- [Exercise]:
Write out each line of the listing as it stands, without the images.

- [Task input]:
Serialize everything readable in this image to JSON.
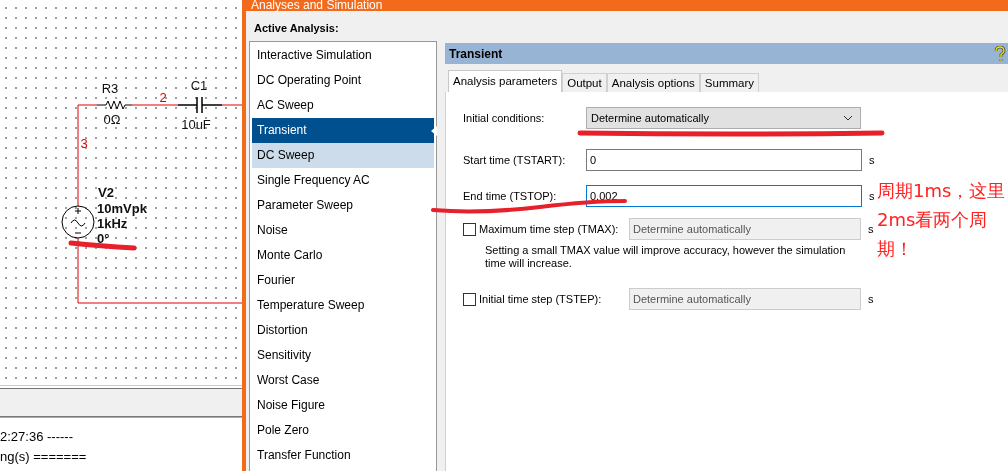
{
  "schematic": {
    "components": [
      {
        "kind": "resistor",
        "ref": "R3",
        "value": "0Ω"
      },
      {
        "kind": "capacitor",
        "ref": "C1",
        "value": "10uF"
      },
      {
        "kind": "source",
        "ref": "V2",
        "lines": [
          "10mVpk",
          "1kHz",
          "0°"
        ]
      }
    ],
    "nodes": [
      "2",
      "3"
    ]
  },
  "log": {
    "lines": [
      "2:27:36 ------",
      "ng(s) ======="
    ]
  },
  "dialog": {
    "title": "Analyses and Simulation",
    "list_label": "Active Analysis:",
    "analyses": [
      {
        "label": "Interactive Simulation",
        "selected": false,
        "hover": false
      },
      {
        "label": "DC Operating Point",
        "selected": false,
        "hover": false
      },
      {
        "label": "AC Sweep",
        "selected": false,
        "hover": false
      },
      {
        "label": "Transient",
        "selected": true,
        "hover": false
      },
      {
        "label": "DC Sweep",
        "selected": false,
        "hover": true
      },
      {
        "label": "Single Frequency AC",
        "selected": false,
        "hover": false
      },
      {
        "label": "Parameter Sweep",
        "selected": false,
        "hover": false
      },
      {
        "label": "Noise",
        "selected": false,
        "hover": false
      },
      {
        "label": "Monte Carlo",
        "selected": false,
        "hover": false
      },
      {
        "label": "Fourier",
        "selected": false,
        "hover": false
      },
      {
        "label": "Temperature Sweep",
        "selected": false,
        "hover": false
      },
      {
        "label": "Distortion",
        "selected": false,
        "hover": false
      },
      {
        "label": "Sensitivity",
        "selected": false,
        "hover": false
      },
      {
        "label": "Worst Case",
        "selected": false,
        "hover": false
      },
      {
        "label": "Noise Figure",
        "selected": false,
        "hover": false
      },
      {
        "label": "Pole Zero",
        "selected": false,
        "hover": false
      },
      {
        "label": "Transfer Function",
        "selected": false,
        "hover": false
      }
    ],
    "panel_title": "Transient",
    "tabs": [
      {
        "label": "Analysis parameters",
        "selected": true
      },
      {
        "label": "Output",
        "selected": false
      },
      {
        "label": "Analysis options",
        "selected": false
      },
      {
        "label": "Summary",
        "selected": false
      }
    ],
    "fields": [
      {
        "kind": "dropdown",
        "label": "Initial conditions:",
        "value": "Determine automatically"
      },
      {
        "kind": "text",
        "label": "Start time (TSTART):",
        "value": "0",
        "unit": "s",
        "focused": false
      },
      {
        "kind": "text",
        "label": "End time (TSTOP):",
        "value": "0.002",
        "unit": "s",
        "focused": true
      },
      {
        "kind": "check",
        "label": "Maximum time step (TMAX):",
        "value": "Determine automatically",
        "unit": "s",
        "checked": false,
        "hint": "Setting a small TMAX value will improve accuracy, however the simulation time will increase."
      },
      {
        "kind": "check",
        "label": "Initial time step (TSTEP):",
        "value": "Determine automatically",
        "unit": "s",
        "checked": false
      }
    ]
  },
  "annotation": {
    "text": "周期1ms，这里2ms看两个周期！"
  }
}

- [Expected answer]:
Serialize everything readable in this image to JSON.
{
  "schematic": {
    "components": [
      {
        "kind": "resistor",
        "ref": "R3",
        "value": "0Ω"
      },
      {
        "kind": "capacitor",
        "ref": "C1",
        "value": "10uF"
      },
      {
        "kind": "source",
        "ref": "V2",
        "lines": [
          "10mVpk",
          "1kHz",
          "0°"
        ]
      }
    ],
    "nodes": [
      "2",
      "3"
    ]
  },
  "log": {
    "lines": [
      "2:27:36 ------",
      "ng(s) ======="
    ]
  },
  "dialog": {
    "title": "Analyses and Simulation",
    "list_label": "Active Analysis:",
    "analyses": [
      {
        "label": "Interactive Simulation",
        "selected": false,
        "hover": false
      },
      {
        "label": "DC Operating Point",
        "selected": false,
        "hover": false
      },
      {
        "label": "AC Sweep",
        "selected": false,
        "hover": false
      },
      {
        "label": "Transient",
        "selected": true,
        "hover": false
      },
      {
        "label": "DC Sweep",
        "selected": false,
        "hover": true
      },
      {
        "label": "Single Frequency AC",
        "selected": false,
        "hover": false
      },
      {
        "label": "Parameter Sweep",
        "selected": false,
        "hover": false
      },
      {
        "label": "Noise",
        "selected": false,
        "hover": false
      },
      {
        "label": "Monte Carlo",
        "selected": false,
        "hover": false
      },
      {
        "label": "Fourier",
        "selected": false,
        "hover": false
      },
      {
        "label": "Temperature Sweep",
        "selected": false,
        "hover": false
      },
      {
        "label": "Distortion",
        "selected": false,
        "hover": false
      },
      {
        "label": "Sensitivity",
        "selected": false,
        "hover": false
      },
      {
        "label": "Worst Case",
        "selected": false,
        "hover": false
      },
      {
        "label": "Noise Figure",
        "selected": false,
        "hover": false
      },
      {
        "label": "Pole Zero",
        "selected": false,
        "hover": false
      },
      {
        "label": "Transfer Function",
        "selected": false,
        "hover": false
      }
    ],
    "panel_title": "Transient",
    "tabs": [
      {
        "label": "Analysis parameters",
        "selected": true
      },
      {
        "label": "Output",
        "selected": false
      },
      {
        "label": "Analysis options",
        "selected": false
      },
      {
        "label": "Summary",
        "selected": false
      }
    ],
    "fields": [
      {
        "kind": "dropdown",
        "label": "Initial conditions:",
        "value": "Determine automatically"
      },
      {
        "kind": "text",
        "label": "Start time (TSTART):",
        "value": "0",
        "unit": "s",
        "focused": false
      },
      {
        "kind": "text",
        "label": "End time (TSTOP):",
        "value": "0.002",
        "unit": "s",
        "focused": true
      },
      {
        "kind": "check",
        "label": "Maximum time step (TMAX):",
        "value": "Determine automatically",
        "unit": "s",
        "checked": false,
        "hint": "Setting a small TMAX value will improve accuracy, however the simulation time will increase."
      },
      {
        "kind": "check",
        "label": "Initial time step (TSTEP):",
        "value": "Determine automatically",
        "unit": "s",
        "checked": false
      }
    ]
  },
  "annotation": {
    "text": "周期1ms，这里2ms看两个周期！"
  }
}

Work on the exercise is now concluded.